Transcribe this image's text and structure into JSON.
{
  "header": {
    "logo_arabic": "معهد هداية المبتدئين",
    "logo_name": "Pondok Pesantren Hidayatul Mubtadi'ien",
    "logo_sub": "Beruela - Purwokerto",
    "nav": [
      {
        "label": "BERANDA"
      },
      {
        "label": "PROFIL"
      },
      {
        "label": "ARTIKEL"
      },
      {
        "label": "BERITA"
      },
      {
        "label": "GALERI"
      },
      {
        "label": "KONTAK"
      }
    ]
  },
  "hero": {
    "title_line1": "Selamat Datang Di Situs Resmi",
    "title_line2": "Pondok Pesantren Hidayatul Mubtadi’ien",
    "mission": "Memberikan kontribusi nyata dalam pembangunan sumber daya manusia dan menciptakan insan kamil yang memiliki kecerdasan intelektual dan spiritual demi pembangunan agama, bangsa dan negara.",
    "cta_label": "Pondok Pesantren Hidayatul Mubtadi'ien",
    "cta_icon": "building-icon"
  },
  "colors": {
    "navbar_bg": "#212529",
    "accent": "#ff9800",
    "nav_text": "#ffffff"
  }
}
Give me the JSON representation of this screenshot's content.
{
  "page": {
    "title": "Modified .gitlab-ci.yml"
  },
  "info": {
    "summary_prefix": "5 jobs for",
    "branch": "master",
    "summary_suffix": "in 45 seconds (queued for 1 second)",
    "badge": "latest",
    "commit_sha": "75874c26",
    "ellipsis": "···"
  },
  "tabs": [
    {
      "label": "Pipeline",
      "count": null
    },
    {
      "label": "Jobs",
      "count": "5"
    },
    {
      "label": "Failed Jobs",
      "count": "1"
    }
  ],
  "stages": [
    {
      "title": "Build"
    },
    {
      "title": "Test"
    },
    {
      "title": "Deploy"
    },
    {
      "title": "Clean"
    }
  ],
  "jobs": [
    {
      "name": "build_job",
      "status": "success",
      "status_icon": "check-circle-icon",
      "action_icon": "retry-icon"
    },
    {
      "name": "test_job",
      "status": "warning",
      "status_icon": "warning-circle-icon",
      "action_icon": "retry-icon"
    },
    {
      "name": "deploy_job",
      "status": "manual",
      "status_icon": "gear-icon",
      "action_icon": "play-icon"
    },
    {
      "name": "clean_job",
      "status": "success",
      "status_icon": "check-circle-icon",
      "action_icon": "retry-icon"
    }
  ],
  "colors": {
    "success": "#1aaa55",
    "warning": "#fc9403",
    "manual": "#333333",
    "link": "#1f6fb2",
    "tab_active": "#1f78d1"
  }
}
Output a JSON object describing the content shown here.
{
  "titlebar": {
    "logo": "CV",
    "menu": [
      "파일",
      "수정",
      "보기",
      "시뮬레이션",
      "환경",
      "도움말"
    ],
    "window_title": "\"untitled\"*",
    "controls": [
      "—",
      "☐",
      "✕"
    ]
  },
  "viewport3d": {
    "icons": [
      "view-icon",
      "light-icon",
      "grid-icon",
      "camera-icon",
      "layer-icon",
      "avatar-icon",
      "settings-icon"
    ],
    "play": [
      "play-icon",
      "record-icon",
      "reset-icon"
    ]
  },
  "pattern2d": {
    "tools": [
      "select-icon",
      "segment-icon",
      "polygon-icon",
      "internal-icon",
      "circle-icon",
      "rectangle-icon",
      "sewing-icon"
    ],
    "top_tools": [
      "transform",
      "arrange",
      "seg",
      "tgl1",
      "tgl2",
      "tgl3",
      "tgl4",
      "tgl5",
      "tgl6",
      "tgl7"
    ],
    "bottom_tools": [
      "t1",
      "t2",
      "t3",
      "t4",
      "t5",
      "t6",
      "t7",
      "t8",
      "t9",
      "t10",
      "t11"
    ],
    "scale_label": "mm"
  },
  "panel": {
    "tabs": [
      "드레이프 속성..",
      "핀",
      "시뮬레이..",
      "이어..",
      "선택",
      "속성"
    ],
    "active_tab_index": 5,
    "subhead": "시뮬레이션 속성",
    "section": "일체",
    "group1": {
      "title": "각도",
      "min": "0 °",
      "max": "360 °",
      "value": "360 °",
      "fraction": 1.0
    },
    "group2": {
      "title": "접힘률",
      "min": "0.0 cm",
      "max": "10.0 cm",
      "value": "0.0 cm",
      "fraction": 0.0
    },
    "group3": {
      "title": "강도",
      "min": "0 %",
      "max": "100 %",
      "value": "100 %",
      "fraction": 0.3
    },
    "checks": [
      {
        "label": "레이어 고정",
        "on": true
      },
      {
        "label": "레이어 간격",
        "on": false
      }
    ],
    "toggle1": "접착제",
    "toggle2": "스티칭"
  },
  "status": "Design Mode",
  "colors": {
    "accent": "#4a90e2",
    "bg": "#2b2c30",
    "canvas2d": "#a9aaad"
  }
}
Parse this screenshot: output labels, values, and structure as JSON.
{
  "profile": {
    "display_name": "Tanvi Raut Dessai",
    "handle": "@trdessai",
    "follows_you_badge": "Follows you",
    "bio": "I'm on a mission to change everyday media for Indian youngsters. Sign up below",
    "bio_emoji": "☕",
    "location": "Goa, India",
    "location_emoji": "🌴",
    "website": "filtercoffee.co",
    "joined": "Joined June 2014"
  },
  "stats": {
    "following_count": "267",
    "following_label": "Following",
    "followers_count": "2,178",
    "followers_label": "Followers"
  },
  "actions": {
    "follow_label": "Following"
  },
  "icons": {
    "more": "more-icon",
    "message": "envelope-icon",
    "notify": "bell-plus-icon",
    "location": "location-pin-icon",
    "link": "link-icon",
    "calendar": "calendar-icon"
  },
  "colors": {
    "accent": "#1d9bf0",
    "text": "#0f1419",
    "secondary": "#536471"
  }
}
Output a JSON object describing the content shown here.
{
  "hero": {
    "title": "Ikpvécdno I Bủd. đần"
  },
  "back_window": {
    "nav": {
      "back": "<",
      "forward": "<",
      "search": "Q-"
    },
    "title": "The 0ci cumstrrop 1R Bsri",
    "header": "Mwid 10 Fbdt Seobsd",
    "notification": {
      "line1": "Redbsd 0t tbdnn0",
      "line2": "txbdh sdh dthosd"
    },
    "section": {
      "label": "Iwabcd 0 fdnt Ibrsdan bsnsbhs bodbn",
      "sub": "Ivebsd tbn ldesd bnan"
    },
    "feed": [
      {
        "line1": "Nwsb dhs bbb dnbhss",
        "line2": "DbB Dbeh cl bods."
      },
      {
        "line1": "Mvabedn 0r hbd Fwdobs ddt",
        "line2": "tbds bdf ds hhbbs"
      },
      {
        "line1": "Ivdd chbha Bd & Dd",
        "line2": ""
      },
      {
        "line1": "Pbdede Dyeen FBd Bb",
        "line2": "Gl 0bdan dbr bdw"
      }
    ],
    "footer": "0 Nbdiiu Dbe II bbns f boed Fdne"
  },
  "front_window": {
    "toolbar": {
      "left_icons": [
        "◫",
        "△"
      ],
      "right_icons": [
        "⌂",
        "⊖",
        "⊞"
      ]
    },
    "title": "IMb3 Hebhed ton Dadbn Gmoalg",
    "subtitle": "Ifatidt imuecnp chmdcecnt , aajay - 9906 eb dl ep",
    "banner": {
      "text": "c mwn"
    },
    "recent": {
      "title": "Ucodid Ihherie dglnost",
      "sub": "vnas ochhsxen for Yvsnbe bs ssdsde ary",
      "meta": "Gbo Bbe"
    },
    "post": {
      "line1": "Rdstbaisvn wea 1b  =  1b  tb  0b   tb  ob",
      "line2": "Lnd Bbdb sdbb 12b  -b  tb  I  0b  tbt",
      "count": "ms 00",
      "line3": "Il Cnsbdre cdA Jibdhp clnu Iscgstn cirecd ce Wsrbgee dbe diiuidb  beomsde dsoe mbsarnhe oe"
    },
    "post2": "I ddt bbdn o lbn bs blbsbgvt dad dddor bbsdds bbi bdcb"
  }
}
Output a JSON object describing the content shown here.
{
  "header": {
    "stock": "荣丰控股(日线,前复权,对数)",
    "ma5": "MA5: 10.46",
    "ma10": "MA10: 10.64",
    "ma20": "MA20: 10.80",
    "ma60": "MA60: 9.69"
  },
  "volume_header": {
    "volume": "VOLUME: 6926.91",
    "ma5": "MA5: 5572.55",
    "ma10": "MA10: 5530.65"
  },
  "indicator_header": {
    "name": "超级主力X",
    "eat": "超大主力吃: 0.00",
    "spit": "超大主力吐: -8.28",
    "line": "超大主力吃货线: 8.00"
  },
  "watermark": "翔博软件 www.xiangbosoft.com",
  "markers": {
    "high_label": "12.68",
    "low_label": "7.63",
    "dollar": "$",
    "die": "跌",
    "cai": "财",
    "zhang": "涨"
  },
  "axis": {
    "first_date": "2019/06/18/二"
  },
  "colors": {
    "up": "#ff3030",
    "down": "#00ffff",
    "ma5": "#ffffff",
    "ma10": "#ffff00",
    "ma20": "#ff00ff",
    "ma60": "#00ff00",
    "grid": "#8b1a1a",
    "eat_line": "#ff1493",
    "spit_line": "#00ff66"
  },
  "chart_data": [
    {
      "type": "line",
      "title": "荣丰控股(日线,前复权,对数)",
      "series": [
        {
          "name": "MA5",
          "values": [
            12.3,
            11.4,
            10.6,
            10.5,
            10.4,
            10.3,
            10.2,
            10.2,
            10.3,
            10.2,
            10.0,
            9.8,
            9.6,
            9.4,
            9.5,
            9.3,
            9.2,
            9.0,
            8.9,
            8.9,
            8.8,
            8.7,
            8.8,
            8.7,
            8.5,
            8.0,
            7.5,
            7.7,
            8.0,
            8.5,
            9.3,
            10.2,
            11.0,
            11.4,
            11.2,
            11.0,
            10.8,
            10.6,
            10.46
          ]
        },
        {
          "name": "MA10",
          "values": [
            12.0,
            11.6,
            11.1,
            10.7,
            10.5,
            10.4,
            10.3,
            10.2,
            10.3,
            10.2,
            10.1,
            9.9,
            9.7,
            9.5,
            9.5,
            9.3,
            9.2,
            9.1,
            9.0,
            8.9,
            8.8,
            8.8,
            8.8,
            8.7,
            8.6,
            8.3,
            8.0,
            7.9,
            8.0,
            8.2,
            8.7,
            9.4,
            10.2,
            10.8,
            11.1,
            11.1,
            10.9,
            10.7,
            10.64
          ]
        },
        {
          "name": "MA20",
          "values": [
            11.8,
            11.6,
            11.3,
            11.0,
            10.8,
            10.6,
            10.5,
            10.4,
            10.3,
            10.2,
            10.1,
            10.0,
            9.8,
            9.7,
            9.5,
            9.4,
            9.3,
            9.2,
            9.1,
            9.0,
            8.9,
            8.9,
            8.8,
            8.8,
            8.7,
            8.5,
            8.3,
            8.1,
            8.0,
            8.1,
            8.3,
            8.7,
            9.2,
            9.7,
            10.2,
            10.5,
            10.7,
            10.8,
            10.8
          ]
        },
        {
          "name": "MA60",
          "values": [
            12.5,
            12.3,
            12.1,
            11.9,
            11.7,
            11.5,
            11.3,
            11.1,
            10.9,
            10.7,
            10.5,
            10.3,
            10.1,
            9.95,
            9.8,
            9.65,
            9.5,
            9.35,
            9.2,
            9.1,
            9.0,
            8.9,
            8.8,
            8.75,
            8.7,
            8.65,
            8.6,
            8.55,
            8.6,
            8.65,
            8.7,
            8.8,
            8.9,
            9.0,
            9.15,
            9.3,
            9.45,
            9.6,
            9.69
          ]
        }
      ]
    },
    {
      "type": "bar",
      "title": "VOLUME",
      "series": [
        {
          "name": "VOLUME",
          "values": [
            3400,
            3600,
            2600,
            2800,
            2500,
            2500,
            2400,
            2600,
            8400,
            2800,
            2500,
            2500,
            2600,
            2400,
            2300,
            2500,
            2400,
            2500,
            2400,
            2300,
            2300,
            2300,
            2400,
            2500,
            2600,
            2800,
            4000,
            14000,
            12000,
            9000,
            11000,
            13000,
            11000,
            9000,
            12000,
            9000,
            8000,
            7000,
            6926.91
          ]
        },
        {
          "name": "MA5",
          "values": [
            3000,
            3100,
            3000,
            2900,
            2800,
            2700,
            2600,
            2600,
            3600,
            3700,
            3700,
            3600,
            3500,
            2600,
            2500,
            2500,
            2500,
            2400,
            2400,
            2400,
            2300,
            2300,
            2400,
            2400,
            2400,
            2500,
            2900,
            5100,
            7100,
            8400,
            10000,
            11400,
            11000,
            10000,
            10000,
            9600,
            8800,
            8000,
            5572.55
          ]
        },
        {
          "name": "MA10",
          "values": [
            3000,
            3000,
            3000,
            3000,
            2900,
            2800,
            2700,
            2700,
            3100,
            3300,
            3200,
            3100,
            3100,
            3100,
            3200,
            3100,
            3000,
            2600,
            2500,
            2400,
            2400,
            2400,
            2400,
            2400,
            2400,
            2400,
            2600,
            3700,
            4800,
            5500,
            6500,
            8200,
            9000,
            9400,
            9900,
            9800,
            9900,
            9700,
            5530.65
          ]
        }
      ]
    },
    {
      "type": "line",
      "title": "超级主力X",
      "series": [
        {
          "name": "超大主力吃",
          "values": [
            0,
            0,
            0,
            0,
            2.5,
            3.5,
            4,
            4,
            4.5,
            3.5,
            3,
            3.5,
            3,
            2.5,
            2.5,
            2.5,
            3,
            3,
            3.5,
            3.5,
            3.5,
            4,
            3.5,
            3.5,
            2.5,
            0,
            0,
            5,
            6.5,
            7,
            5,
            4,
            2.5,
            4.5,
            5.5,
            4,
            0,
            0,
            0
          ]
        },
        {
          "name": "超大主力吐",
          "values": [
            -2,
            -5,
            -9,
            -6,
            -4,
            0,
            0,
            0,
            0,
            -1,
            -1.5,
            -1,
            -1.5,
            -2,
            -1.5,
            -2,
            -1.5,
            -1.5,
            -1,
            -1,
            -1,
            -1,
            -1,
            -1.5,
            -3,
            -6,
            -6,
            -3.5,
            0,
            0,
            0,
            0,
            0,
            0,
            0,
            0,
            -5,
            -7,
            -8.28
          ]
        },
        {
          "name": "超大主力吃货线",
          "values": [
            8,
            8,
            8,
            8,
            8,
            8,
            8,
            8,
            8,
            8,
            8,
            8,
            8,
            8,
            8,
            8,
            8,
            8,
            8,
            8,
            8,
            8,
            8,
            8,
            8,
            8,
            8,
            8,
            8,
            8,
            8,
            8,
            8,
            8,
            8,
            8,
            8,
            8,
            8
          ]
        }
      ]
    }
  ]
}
------------------------------
- Written task -
Say how many lines in the records hold "mission", with the number as the whole reply.

- Solution for this task -
2